== Problem requirements ==
Every line below is to be copied exactly, with the pictures left out.

======== Data excerpts

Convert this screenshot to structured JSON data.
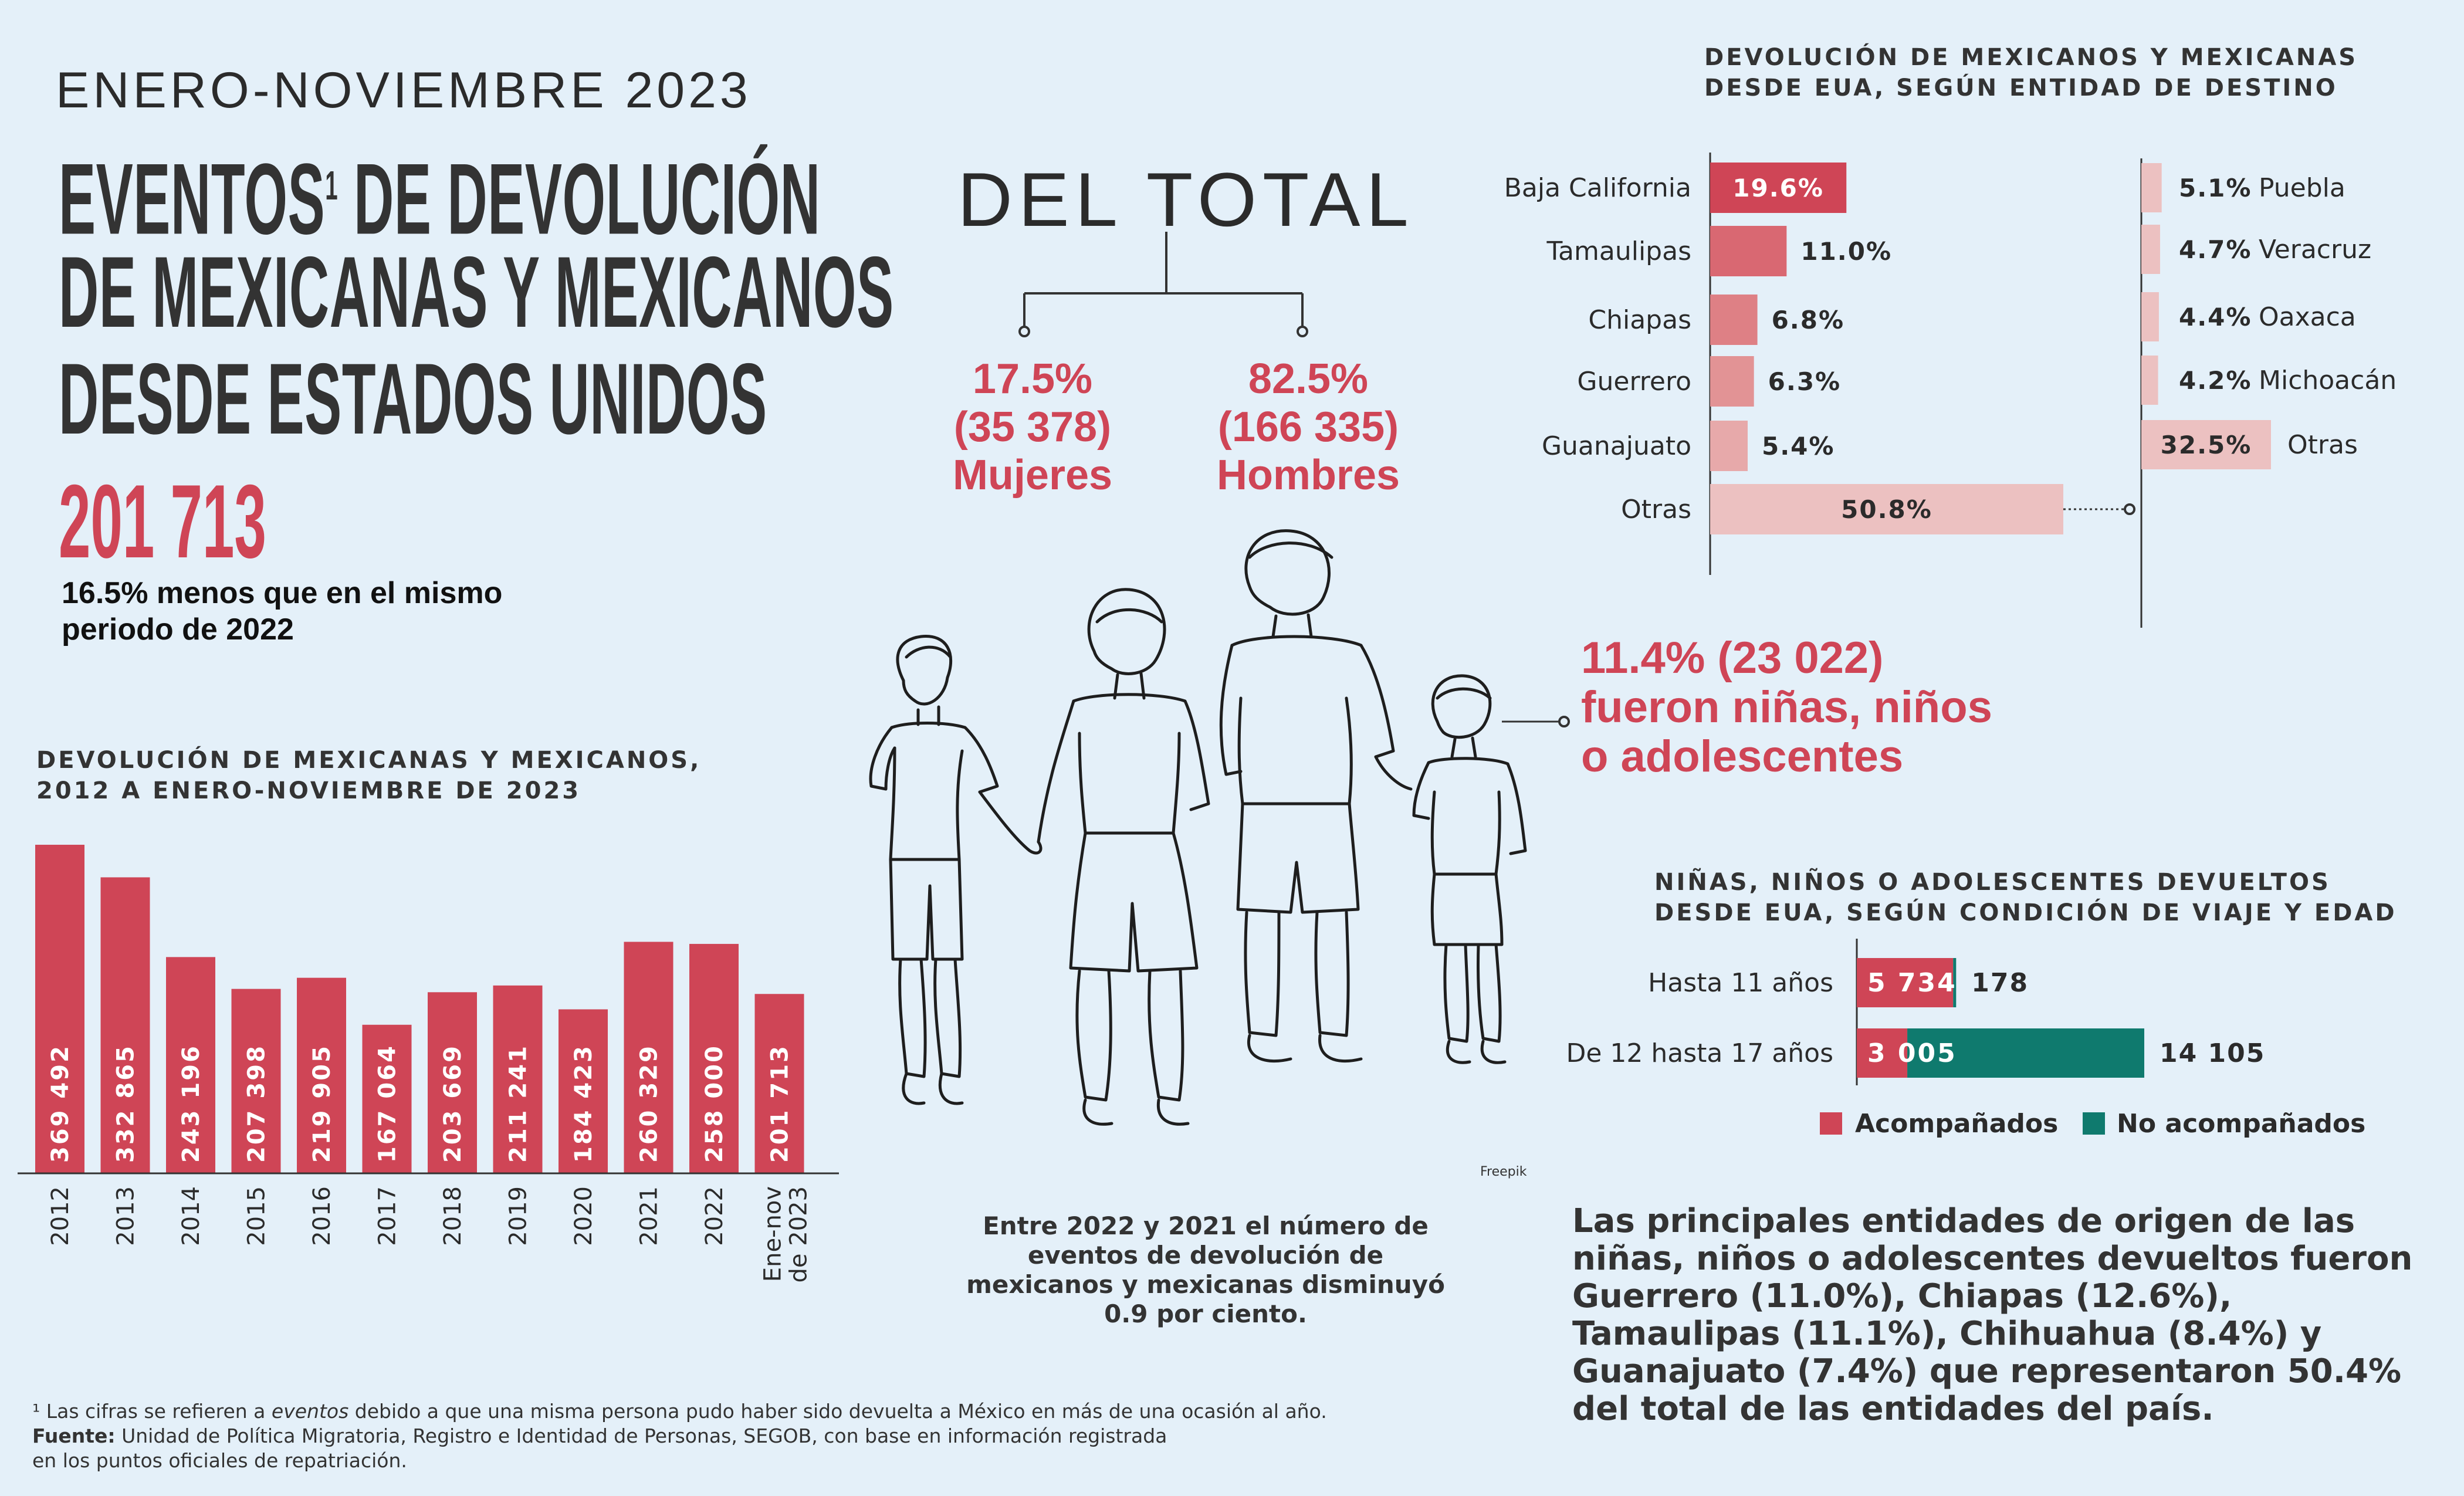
{
  "header": {
    "period": "ENERO-NOVIEMBRE 2023",
    "title_line1": "EVENTOS",
    "title_sup": "1",
    "title_line1_rest": " DE DEVOLUCIÓN",
    "title_line2": "DE MEXICANAS Y MEXICANOS",
    "title_line3": "DESDE ESTADOS UNIDOS",
    "total": "201 713",
    "total_note": "16.5% menos que en el mismo periodo de 2022"
  },
  "gender": {
    "heading": "DEL TOTAL",
    "women_pct": "17.5%",
    "women_count": "(35 378)",
    "women_label": "Mujeres",
    "men_pct": "82.5%",
    "men_count": "(166 335)",
    "men_label": "Hombres"
  },
  "kids": {
    "line1": "11.4% (23 022)",
    "line2": "fueron niñas, niños",
    "line3": "o adolescentes"
  },
  "credit": "Freepik",
  "change_note": {
    "p1": "Entre ",
    "y1": "2022",
    "p2": " y ",
    "y2": "2021",
    "p3": " el número de eventos de devolución de mexicanos y mexicanas disminuyó ",
    "pct": "0.9 por ciento."
  },
  "origin_note": {
    "p1": "Las principales entidades de origen de las niñas, niños o adolescentes devueltos fueron ",
    "s1": "Guerrero (11.0%), Chiapas (12.6%), Tamaulipas (11.1%), Chihuahua (8.4%)",
    "p2": " y ",
    "s2": "Guanajuato (7.4%)",
    "p3": " que representaron 50.4% del total de las entidades del país."
  },
  "footnote": {
    "line1_a": "¹ Las cifras se refieren a ",
    "line1_em": "eventos",
    "line1_b": " debido a que una misma persona pudo haber sido devuelta a México en más de una ocasión al año.",
    "source_label": "Fuente:",
    "source_text": " Unidad de Política Migratoria, Registro e Identidad de Personas, SEGOB, con base en información registrada",
    "line3": "en los puntos oficiales de repatriación."
  },
  "colors": {
    "red": "#cf4556",
    "teal": "#0f7a6e",
    "state_shades": [
      "#cf4556",
      "#d96872",
      "#de8085",
      "#e29395",
      "#e7a9aa",
      "#ecc1c1"
    ],
    "other_shade": "#ecc1c1"
  },
  "chart_data": [
    {
      "type": "bar",
      "title": "DEVOLUCIÓN DE MEXICANAS Y MEXICANOS, 2012 A ENERO-NOVIEMBRE DE 2023",
      "categories": [
        "2012",
        "2013",
        "2014",
        "2015",
        "2016",
        "2017",
        "2018",
        "2019",
        "2020",
        "2021",
        "2022",
        "Ene-nov de 2023"
      ],
      "values": [
        369492,
        332865,
        243196,
        207398,
        219905,
        167064,
        203669,
        211241,
        184423,
        260329,
        258000,
        201713
      ],
      "value_labels": [
        "369 492",
        "332 865",
        "243 196",
        "207 398",
        "219 905",
        "167 064",
        "203 669",
        "211 241",
        "184 423",
        "260 329",
        "258 000",
        "201 713"
      ],
      "ylim": [
        0,
        380000
      ],
      "grid": false
    },
    {
      "type": "bar",
      "orientation": "horizontal",
      "title": "DEVOLUCIÓN DE MEXICANOS Y MEXICANAS DESDE EUA, SEGÚN ENTIDAD DE DESTINO",
      "categories": [
        "Baja California",
        "Tamaulipas",
        "Chiapas",
        "Guerrero",
        "Guanajuato",
        "Otras"
      ],
      "values": [
        19.6,
        11.0,
        6.8,
        6.3,
        5.4,
        50.8
      ],
      "value_labels": [
        "19.6%",
        "11.0%",
        "6.8%",
        "6.3%",
        "5.4%",
        "50.8%"
      ],
      "breakdown_of": "Otras",
      "breakdown": {
        "categories": [
          "Puebla",
          "Veracruz",
          "Oaxaca",
          "Michoacán",
          "Otras"
        ],
        "values": [
          5.1,
          4.7,
          4.4,
          4.2,
          32.5
        ],
        "value_labels": [
          "5.1%",
          "4.7%",
          "4.4%",
          "4.2%",
          "32.5%"
        ]
      }
    },
    {
      "type": "bar",
      "orientation": "horizontal",
      "stacked": true,
      "title": "NIÑAS, NIÑOS O ADOLESCENTES DEVUELTOS DESDE EUA, SEGÚN CONDICIÓN DE VIAJE Y EDAD",
      "categories": [
        "Hasta 11 años",
        "De 12 hasta 17 años"
      ],
      "series": [
        {
          "name": "Acompañados",
          "values": [
            5734,
            3005
          ],
          "labels": [
            "5 734",
            "3 005"
          ]
        },
        {
          "name": "No acompañados",
          "values": [
            178,
            14105
          ],
          "labels": [
            "178",
            "14 105"
          ]
        }
      ],
      "legend": "bottom"
    }
  ]
}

================

== Task solution ==
Convert this screenshot to structured JSON data.
{
  "header": {
    "period": "ENERO-NOVIEMBRE 2023",
    "title_line1": "EVENTOS",
    "title_sup": "1",
    "title_line1_rest": " DE DEVOLUCIÓN",
    "title_line2": "DE MEXICANAS Y MEXICANOS",
    "title_line3": "DESDE ESTADOS UNIDOS",
    "total": "201 713",
    "total_note": "16.5% menos que en el mismo periodo de 2022"
  },
  "gender": {
    "heading": "DEL TOTAL",
    "women_pct": "17.5%",
    "women_count": "(35 378)",
    "women_label": "Mujeres",
    "men_pct": "82.5%",
    "men_count": "(166 335)",
    "men_label": "Hombres"
  },
  "kids": {
    "line1": "11.4% (23 022)",
    "line2": "fueron niñas, niños",
    "line3": "o adolescentes"
  },
  "credit": "Freepik",
  "change_note": {
    "p1": "Entre ",
    "y1": "2022",
    "p2": " y ",
    "y2": "2021",
    "p3": " el número de eventos de devolución de mexicanos y mexicanas disminuyó ",
    "pct": "0.9 por ciento."
  },
  "origin_note": {
    "p1": "Las principales entidades de origen de las niñas, niños o adolescentes devueltos fueron ",
    "s1": "Guerrero (11.0%), Chiapas (12.6%), Tamaulipas (11.1%), Chihuahua (8.4%)",
    "p2": " y ",
    "s2": "Guanajuato (7.4%)",
    "p3": " que representaron 50.4% del total de las entidades del país."
  },
  "footnote": {
    "line1_a": "¹ Las cifras se refieren a ",
    "line1_em": "eventos",
    "line1_b": " debido a que una misma persona pudo haber sido devuelta a México en más de una ocasión al año.",
    "source_label": "Fuente:",
    "source_text": " Unidad de Política Migratoria, Registro e Identidad de Personas, SEGOB, con base en información registrada",
    "line3": "en los puntos oficiales de repatriación."
  },
  "colors": {
    "red": "#cf4556",
    "teal": "#0f7a6e",
    "state_shades": [
      "#cf4556",
      "#d96872",
      "#de8085",
      "#e29395",
      "#e7a9aa",
      "#ecc1c1"
    ],
    "other_shade": "#ecc1c1"
  },
  "chart_data": [
    {
      "type": "bar",
      "title": "DEVOLUCIÓN DE MEXICANAS Y MEXICANOS, 2012 A ENERO-NOVIEMBRE DE 2023",
      "categories": [
        "2012",
        "2013",
        "2014",
        "2015",
        "2016",
        "2017",
        "2018",
        "2019",
        "2020",
        "2021",
        "2022",
        "Ene-nov de 2023"
      ],
      "values": [
        369492,
        332865,
        243196,
        207398,
        219905,
        167064,
        203669,
        211241,
        184423,
        260329,
        258000,
        201713
      ],
      "value_labels": [
        "369 492",
        "332 865",
        "243 196",
        "207 398",
        "219 905",
        "167 064",
        "203 669",
        "211 241",
        "184 423",
        "260 329",
        "258 000",
        "201 713"
      ],
      "ylim": [
        0,
        380000
      ],
      "grid": false
    },
    {
      "type": "bar",
      "orientation": "horizontal",
      "title": "DEVOLUCIÓN DE MEXICANOS Y MEXICANAS DESDE EUA, SEGÚN ENTIDAD DE DESTINO",
      "categories": [
        "Baja California",
        "Tamaulipas",
        "Chiapas",
        "Guerrero",
        "Guanajuato",
        "Otras"
      ],
      "values": [
        19.6,
        11.0,
        6.8,
        6.3,
        5.4,
        50.8
      ],
      "value_labels": [
        "19.6%",
        "11.0%",
        "6.8%",
        "6.3%",
        "5.4%",
        "50.8%"
      ],
      "breakdown_of": "Otras",
      "breakdown": {
        "categories": [
          "Puebla",
          "Veracruz",
          "Oaxaca",
          "Michoacán",
          "Otras"
        ],
        "values": [
          5.1,
          4.7,
          4.4,
          4.2,
          32.5
        ],
        "value_labels": [
          "5.1%",
          "4.7%",
          "4.4%",
          "4.2%",
          "32.5%"
        ]
      }
    },
    {
      "type": "bar",
      "orientation": "horizontal",
      "stacked": true,
      "title": "NIÑAS, NIÑOS O ADOLESCENTES DEVUELTOS DESDE EUA, SEGÚN CONDICIÓN DE VIAJE Y EDAD",
      "categories": [
        "Hasta 11 años",
        "De 12 hasta 17 años"
      ],
      "series": [
        {
          "name": "Acompañados",
          "values": [
            5734,
            3005
          ],
          "labels": [
            "5 734",
            "3 005"
          ]
        },
        {
          "name": "No acompañados",
          "values": [
            178,
            14105
          ],
          "labels": [
            "178",
            "14 105"
          ]
        }
      ],
      "legend": "bottom"
    }
  ]
}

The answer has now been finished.